» TESTO DEL DOCUMENTO
┌────────
Questa parte del progetto, anche se comporta la rinuncia definitiva all’altoforno, ha indubbiamente una sua concretezza, ma implica un processo di trasformazione che ha bisogno di un certo tempo per essere portato a regime. Tempo durante il quale la quantità di manodopera impiegata sarà sicuramente inferiore a quella che trovava lavoro nel vecchio centro siderurgico. Già nei primi contatti di Cevital con i sindacati emerge dunque il nodo occupazionale e l’azienda, come detto, si attesta sull’offerta di riassorbire non più di 1.860 lavoratori. Fim-Cisl, Fiom-Cgil e Uilm-Uil, con l’appoggio delle rispettive confederazioni sindacali, insistono per ottenere la riassunzione di tutti i dipendenti. Il 29 aprile si arriva a una rottura. Ma ecco che, dopo poche ore, i fili della trattativa vengono riannodati e si giunge all’intesa di cui stiamo parlando.
Nel Verbale di incontro si dice che la Aferpi Srl, ovvero la nuova società costituita da Cevital (Acciaierie e Ferriere di Piombino), “ha dichiarato la propria disponibilità” a “trasferire tutto il personale” in forza alla ex Lucchini e alle società collegate nella nuova realtà produttiva. Ciò, beninteso, in fasi “progressive” e “secondo le necessità tecnico-organizzative e produttive correlate e conseguenti” all’attuazione del progetto industriale elaborato da Cevital.
└────────
» MATERIALE DI RIFERIMENTO
┌────────
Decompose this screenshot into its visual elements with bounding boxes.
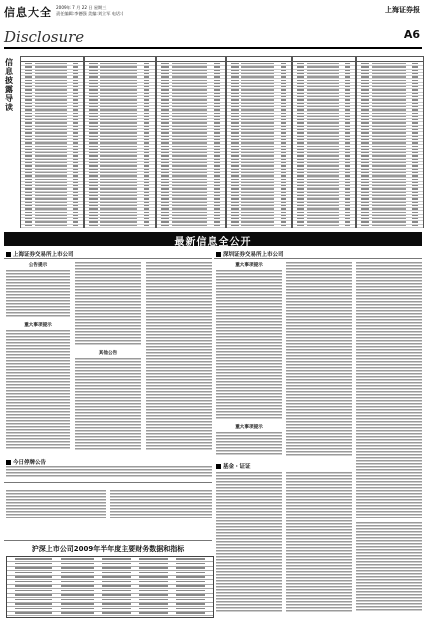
text-block [6, 270, 70, 318]
sse-heading: 上海证券交易所上市公司 [6, 250, 74, 258]
directory-table-6 [356, 56, 424, 228]
text-block [216, 270, 282, 420]
fund-heading: 基金・证证 [216, 462, 251, 470]
banner-title: 最新信息全公开 [174, 237, 252, 248]
issue-meta [56, 5, 286, 16]
divider [4, 540, 212, 541]
paper-name: 上海证券报 [385, 6, 420, 14]
text-block [356, 262, 422, 518]
text-block [356, 522, 422, 612]
text-block [146, 262, 212, 450]
directory-table-5 [292, 56, 356, 228]
divider [214, 258, 422, 259]
side-label: 信息披露导读 [5, 58, 13, 112]
text-block [286, 262, 352, 456]
sub-heading: 公告提示 [28, 263, 48, 268]
directory-row [157, 224, 225, 228]
text-block [6, 490, 106, 518]
directory-row [227, 224, 291, 228]
text-block [6, 330, 70, 450]
text-block [75, 262, 141, 346]
financial-table [6, 556, 214, 618]
notice-heading: 今日停牌公告 [6, 458, 46, 466]
divider [4, 482, 212, 483]
table-row [7, 611, 213, 616]
text-block [75, 358, 141, 450]
masthead [0, 0, 426, 48]
directory-row [85, 224, 155, 228]
sub-heading: 重大事项提示 [24, 323, 52, 328]
directory-row [293, 224, 355, 228]
text-block [216, 432, 282, 456]
sub-heading: 重大事项提示 [235, 425, 263, 430]
directory-table-2 [84, 56, 156, 228]
issue-date: 2009年 7 月 22 日 星期三 [56, 5, 107, 10]
text-block [286, 472, 352, 612]
text-block [6, 466, 212, 478]
page-number: A6 [403, 28, 420, 41]
section-title-cn: 信息大全 [4, 6, 52, 19]
directory-table-4 [226, 56, 292, 228]
directory-row [21, 224, 83, 228]
szse-heading: 深圳证券交易所上市公司 [216, 250, 284, 258]
editor-line: 责任编辑:李德强 美编:刘立军 电话:( [56, 10, 124, 16]
sub-heading: 重大事项提示 [235, 263, 263, 268]
new-shares-heading: 沪深上市公司2009年半年度主要财务数据和指标 [31, 545, 185, 553]
text-block [110, 490, 212, 518]
directory-table-3 [156, 56, 226, 228]
section-title-en: Disclosure [4, 28, 85, 46]
masthead-rule [4, 47, 422, 49]
directory-row [357, 224, 423, 228]
text-block [216, 472, 282, 612]
banner [4, 232, 422, 246]
divider [4, 258, 212, 259]
sub-heading: 其他公告 [98, 351, 118, 356]
directory-table-1 [20, 56, 84, 228]
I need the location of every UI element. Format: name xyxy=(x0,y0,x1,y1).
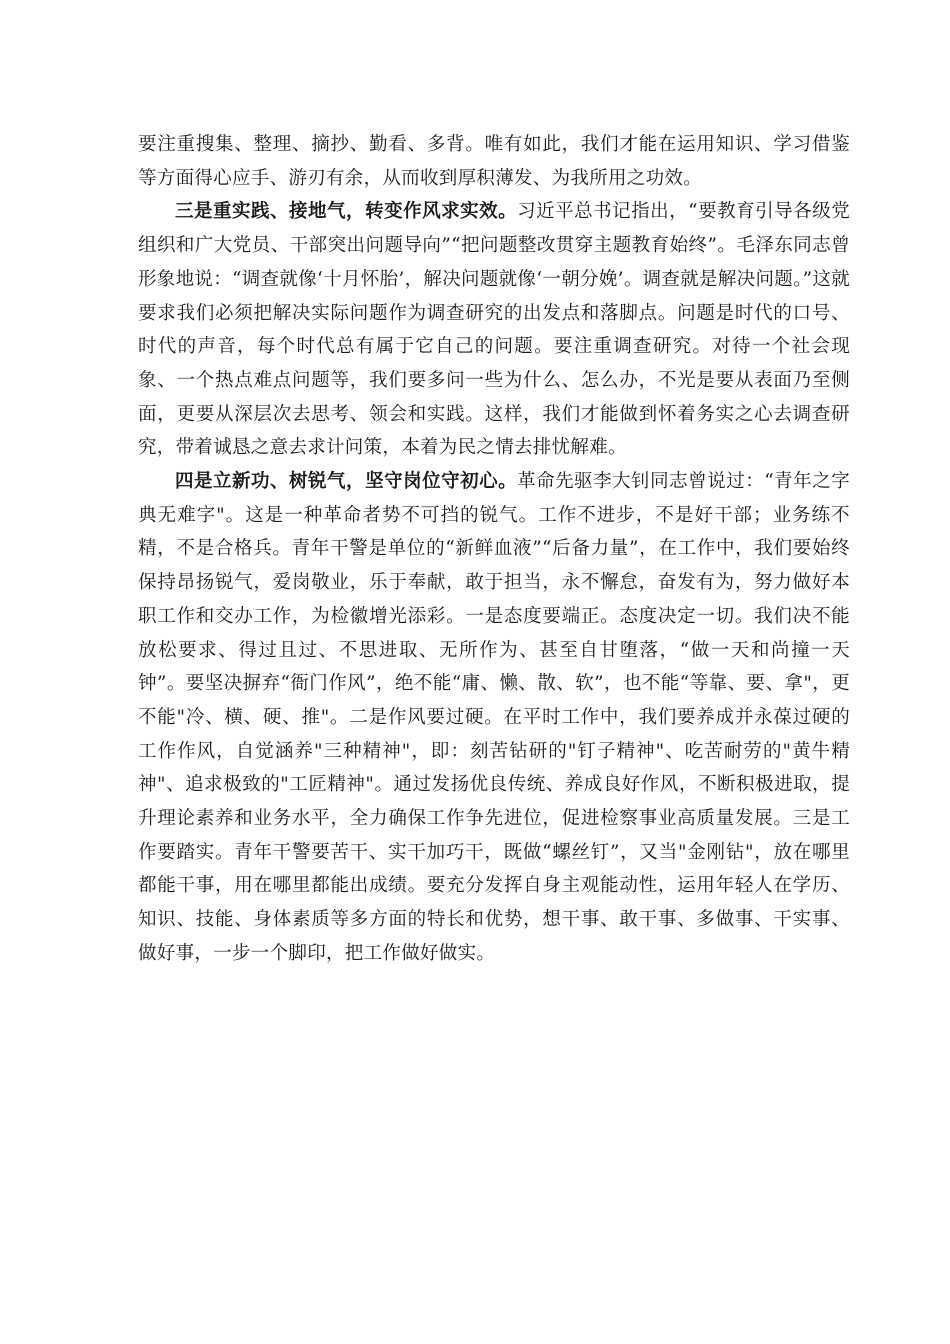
└────────
» CONSEGNA 1
Riporta identiche le righe delle voci che vanno dalla riga contenente "text-block [6, 270, 70, 318]" fino alla fine delle voci, estremi inclusi, senza riprodurre le immagini.
» CONSEGNA 2
Prosegui il testo sulla vertenza Lucchini a partire dal punto in cui si ferma.
Le voci non hanno alcun legame con il testo sulla vertenza Lucchini.

» SOLUZIONE 1
text-block [6, 270, 70, 318]
sse-heading: 上海证券交易所上市公司 [6, 250, 74, 258]
directory-table-6 [356, 56, 424, 228]
text-block [216, 270, 282, 420]
fund-heading: 基金・证证 [216, 462, 251, 470]
banner-title: 最新信息全公开 [174, 237, 252, 248]
issue-meta [56, 5, 286, 16]
divider [4, 540, 212, 541]
paper-name: 上海证券报 [385, 6, 420, 14]
text-block [356, 262, 422, 518]
text-block [356, 522, 422, 612]
text-block [146, 262, 212, 450]
directory-table-5 [292, 56, 356, 228]
divider [214, 258, 422, 259]
side-label: 信息披露导读 [5, 58, 13, 112]
text-block [286, 262, 352, 456]
sub-heading: 公告提示 [28, 263, 48, 268]
directory-row [157, 224, 225, 228]
text-block [6, 490, 106, 518]
directory-row [227, 224, 291, 228]
text-block [6, 330, 70, 450]
text-block [75, 262, 141, 346]
financial-table [6, 556, 214, 618]
notice-heading: 今日停牌公告 [6, 458, 46, 466]
divider [4, 482, 212, 483]
table-row [7, 611, 213, 616]
text-block [75, 358, 141, 450]
masthead [0, 0, 426, 48]
directory-row [85, 224, 155, 228]
sub-heading: 重大事项提示 [24, 323, 52, 328]
directory-row [293, 224, 355, 228]
text-block [216, 432, 282, 456]
sub-heading: 重大事项提示 [235, 425, 263, 430]
directory-table-2 [84, 56, 156, 228]
issue-date: 2009年 7 月 22 日 星期三 [56, 5, 107, 10]
text-block [286, 472, 352, 612]
text-block [6, 466, 212, 478]
page-number: A6 [403, 28, 420, 41]
section-title-cn: 信息大全 [4, 6, 52, 19]
directory-table-4 [226, 56, 292, 228]
directory-row [21, 224, 83, 228]
szse-heading: 深圳证券交易所上市公司 [216, 250, 284, 258]
editor-line: 责任编辑:李德强 美编:刘立军 电话:( [56, 10, 124, 16]
sub-heading: 重大事项提示 [235, 263, 263, 268]
new-shares-heading: 沪深上市公司2009年半年度主要财务数据和指标 [31, 545, 185, 553]
text-block [110, 490, 212, 518]
directory-table-3 [156, 56, 226, 228]
section-title-en: Disclosure [4, 28, 85, 46]
masthead-rule [4, 47, 422, 49]
directory-row [357, 224, 423, 228]
text-block [216, 472, 282, 612]
banner [4, 232, 422, 246]
divider [4, 258, 212, 259]
sub-heading: 其他公告 [98, 351, 118, 356]
directory-table-1 [20, 56, 84, 228]
I need the location of every UI element. Format: name xyxy=(x0,y0,x1,y1).

» SOLUZIONE 2
Vediamo dunque come e quando potranno essere reimpiegati i 2.200 lavoratori di cui stiamo parlando. A Piombino si dice che nei prossimi mesi i tre laminatoi – che non sono collocati vicino all’altoforno, ma in un’area sita a una decina di chilometri dalla cittadina, là dove dovrebbero essere collocati anche i due nuovi forni elettrici – porteranno avanti la propria attività produttiva non più sui 21 turni settimanali classici della siderurgia, ma su 12 turni. Ciò, naturalmente, in attesa della costruzione dei nuovi forni. Per mandare avanti questa attività così ridotta, potrebbero bastare circa 800 lavoratori. L’intesa prevede però “l’utilizzo dei contratti di solidarietà difensivi”. Il che, secondo alcune valutazioni, dovrebbe consentire di riportare in attività altri 400 lavoratori. In pratica, i dipendenti attivi sarebbero così 1.200, anche se con redditi ridimensionati a causa della riduzione degli orari individuali connessa al ricorso al contratto di solidarietà. Gli altri lavoratori, all’incirca un migliaio, resterebbero invece collocati in Cassa integrazione fino alla fine del 2016. Agli inizi del 2017 dovrebbe poi entrare in funzione il primo dei due nuovi forni elettrici seguito, successivamente, dal secondo. In questo modo, tutti i dipendenti che non maturassero nel frattempo i requisiti necessari per poter andare in pensione, verrebbero via via reimpiegati dalla Aferpi o, comunque, nell’ambito dei progetti industriali elaborati da Cevital.
Come racconta al Diario del lavoro Mirko Lami, storico leader operaio dell’acciaieria di Piombino e attualmente cassaintegrato, tra i suoi compagni di lavoro c’è una diffusa preoccupazione perché, tolta l’attività dei laminatoi, per il resto si tratta di verbi declinati al futuro. Va anche detto, però, che quando il piano industriale di Cevital sarà approvato e l’accordo per l’acquisizione della Lucchini sarà perfezionato, ovvero, come si spera, dal prossimo giugno, il volume delle attività in essere nell’area dovrebbe crescere. Lo smantellamento dell’altoforno, da un lato, e l’avvio della costruzione del primo forno elettrico, dall’altro, dovrebbero infatti assorbire nuova occupazione.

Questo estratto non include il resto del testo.